• **To do**
Collect all lines below with the string "password".
───── Data extract ─────
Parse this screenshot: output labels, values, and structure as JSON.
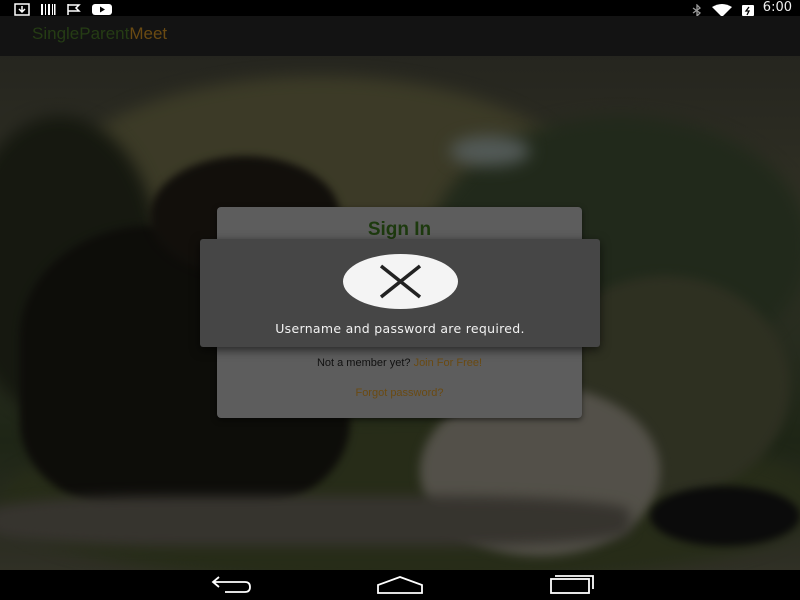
{
  "status_bar": {
    "icons_left": [
      "download-icon",
      "barcode-icon",
      "flag-icon",
      "youtube-icon"
    ],
    "icons_right": [
      "bluetooth-icon",
      "wifi-icon",
      "battery-icon"
    ],
    "time": "6:00"
  },
  "app_bar": {
    "title_part1": "SingleParent",
    "title_part2": "Meet"
  },
  "signin": {
    "title": "Sign In",
    "not_member": "Not a member yet?",
    "join_link": "Join For Free!",
    "forgot_link": "Forgot password?"
  },
  "error": {
    "icon": "x-icon",
    "message": "Username and password are required."
  },
  "nav_bar": {
    "buttons": [
      "back-icon",
      "home-icon",
      "recents-icon"
    ]
  },
  "colors": {
    "brand_green": "#253c14",
    "brand_brown": "#6a4a12",
    "dialog_bg": "#464646",
    "card_bg": "#5d5d5d"
  }
}
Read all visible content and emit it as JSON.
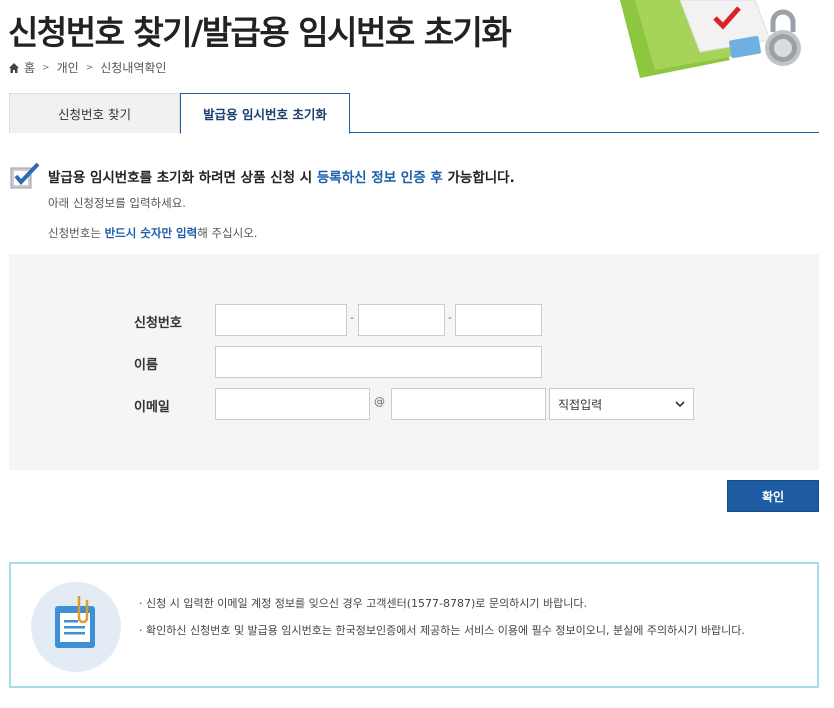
─────
• **Final result**
    "forgot_link": "Forgot password?"
    "message": "Username and password are required."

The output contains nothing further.